TASK TO CARRY OUT:
Repeat every record below exactly as it appears.

::: DATA FOR PROCESSING :::

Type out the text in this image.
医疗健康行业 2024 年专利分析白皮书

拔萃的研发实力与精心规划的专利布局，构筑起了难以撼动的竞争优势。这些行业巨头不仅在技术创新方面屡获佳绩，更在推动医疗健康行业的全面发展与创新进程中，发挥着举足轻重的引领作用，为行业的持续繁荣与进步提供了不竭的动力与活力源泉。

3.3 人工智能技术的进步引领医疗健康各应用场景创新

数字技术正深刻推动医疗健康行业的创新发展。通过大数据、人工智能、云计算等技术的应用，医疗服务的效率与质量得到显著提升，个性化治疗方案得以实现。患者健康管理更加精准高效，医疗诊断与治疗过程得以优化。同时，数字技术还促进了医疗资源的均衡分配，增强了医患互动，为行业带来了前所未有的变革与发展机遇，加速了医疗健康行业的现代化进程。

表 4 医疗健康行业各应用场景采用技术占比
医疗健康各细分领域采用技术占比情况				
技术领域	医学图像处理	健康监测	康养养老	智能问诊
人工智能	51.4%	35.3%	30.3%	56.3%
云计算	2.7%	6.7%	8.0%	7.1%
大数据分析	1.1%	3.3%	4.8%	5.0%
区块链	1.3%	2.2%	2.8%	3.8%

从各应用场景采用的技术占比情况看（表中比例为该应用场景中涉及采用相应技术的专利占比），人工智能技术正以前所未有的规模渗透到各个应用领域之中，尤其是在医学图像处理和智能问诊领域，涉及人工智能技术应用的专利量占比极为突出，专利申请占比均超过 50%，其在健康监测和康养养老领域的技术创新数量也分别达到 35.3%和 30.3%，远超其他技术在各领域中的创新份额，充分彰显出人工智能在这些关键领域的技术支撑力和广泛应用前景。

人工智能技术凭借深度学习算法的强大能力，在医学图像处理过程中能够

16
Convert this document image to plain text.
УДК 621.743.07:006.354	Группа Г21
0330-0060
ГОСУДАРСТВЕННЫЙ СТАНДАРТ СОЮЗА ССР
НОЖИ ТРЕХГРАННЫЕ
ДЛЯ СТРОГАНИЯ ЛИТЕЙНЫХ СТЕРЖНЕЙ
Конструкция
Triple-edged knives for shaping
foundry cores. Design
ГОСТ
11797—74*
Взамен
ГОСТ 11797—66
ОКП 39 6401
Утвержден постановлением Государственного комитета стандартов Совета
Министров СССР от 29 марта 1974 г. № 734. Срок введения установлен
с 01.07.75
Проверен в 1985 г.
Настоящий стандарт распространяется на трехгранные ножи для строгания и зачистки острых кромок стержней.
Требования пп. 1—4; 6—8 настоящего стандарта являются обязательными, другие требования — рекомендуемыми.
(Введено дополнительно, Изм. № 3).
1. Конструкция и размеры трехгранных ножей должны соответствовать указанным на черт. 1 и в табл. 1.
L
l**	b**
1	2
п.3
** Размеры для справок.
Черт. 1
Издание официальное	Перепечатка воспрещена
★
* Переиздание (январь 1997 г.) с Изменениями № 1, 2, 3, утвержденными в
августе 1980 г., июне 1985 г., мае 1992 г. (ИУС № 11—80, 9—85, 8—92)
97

:::

REPLY TO THE TASK:
Type out the text in this image.
医疗健康行业 2024 年专利分析白皮书

拔萃的研发实力与精心规划的专利布局，构筑起了难以撼动的竞争优势。这些行业巨头不仅在技术创新方面屡获佳绩，更在推动医疗健康行业的全面发展与创新进程中，发挥着举足轻重的引领作用，为行业的持续繁荣与进步提供了不竭的动力与活力源泉。

3.3 人工智能技术的进步引领医疗健康各应用场景创新

数字技术正深刻推动医疗健康行业的创新发展。通过大数据、人工智能、云计算等技术的应用，医疗服务的效率与质量得到显著提升，个性化治疗方案得以实现。患者健康管理更加精准高效，医疗诊断与治疗过程得以优化。同时，数字技术还促进了医疗资源的均衡分配，增强了医患互动，为行业带来了前所未有的变革与发展机遇，加速了医疗健康行业的现代化进程。

表 4 医疗健康行业各应用场景采用技术占比
医疗健康各细分领域采用技术占比情况				
技术领域	医学图像处理	健康监测	康养养老	智能问诊
人工智能	51.4%	35.3%	30.3%	56.3%
云计算	2.7%	6.7%	8.0%	7.1%
大数据分析	1.1%	3.3%	4.8%	5.0%
区块链	1.3%	2.2%	2.8%	3.8%

从各应用场景采用的技术占比情况看（表中比例为该应用场景中涉及采用相应技术的专利占比），人工智能技术正以前所未有的规模渗透到各个应用领域之中，尤其是在医学图像处理和智能问诊领域，涉及人工智能技术应用的专利量占比极为突出，专利申请占比均超过 50%，其在健康监测和康养养老领域的技术创新数量也分别达到 35.3%和 30.3%，远超其他技术在各领域中的创新份额，充分彰显出人工智能在这些关键领域的技术支撑力和广泛应用前景。

人工智能技术凭借深度学习算法的强大能力，在医学图像处理过程中能够

16
Convert this document image to plain text.
УДК 621.743.07:006.354	Группа Г21
0330-0060
ГОСУДАРСТВЕННЫЙ СТАНДАРТ СОЮЗА ССР
НОЖИ ТРЕХГРАННЫЕ
ДЛЯ СТРОГАНИЯ ЛИТЕЙНЫХ СТЕРЖНЕЙ
Конструкция
Triple-edged knives for shaping
foundry cores. Design
ГОСТ
11797—74*
Взамен
ГОСТ 11797—66
ОКП 39 6401
Утвержден постановлением Государственного комитета стандартов Совета
Министров СССР от 29 марта 1974 г. № 734. Срок введения установлен
с 01.07.75
Проверен в 1985 г.
Настоящий стандарт распространяется на трехгранные ножи для строгания и зачистки острых кромок стержней.
Требования пп. 1—4; 6—8 настоящего стандарта являются обязательными, другие требования — рекомендуемыми.
(Введено дополнительно, Изм. № 3).
1. Конструкция и размеры трехгранных ножей должны соответствовать указанным на черт. 1 и в табл. 1.
L
l**	b**
1	2
п.3
** Размеры для справок.
Черт. 1
Издание официальное	Перепечатка воспрещена
★
* Переиздание (январь 1997 г.) с Изменениями № 1, 2, 3, утвержденными в
августе 1980 г., июне 1985 г., мае 1992 г. (ИУС № 11—80, 9—85, 8—92)
97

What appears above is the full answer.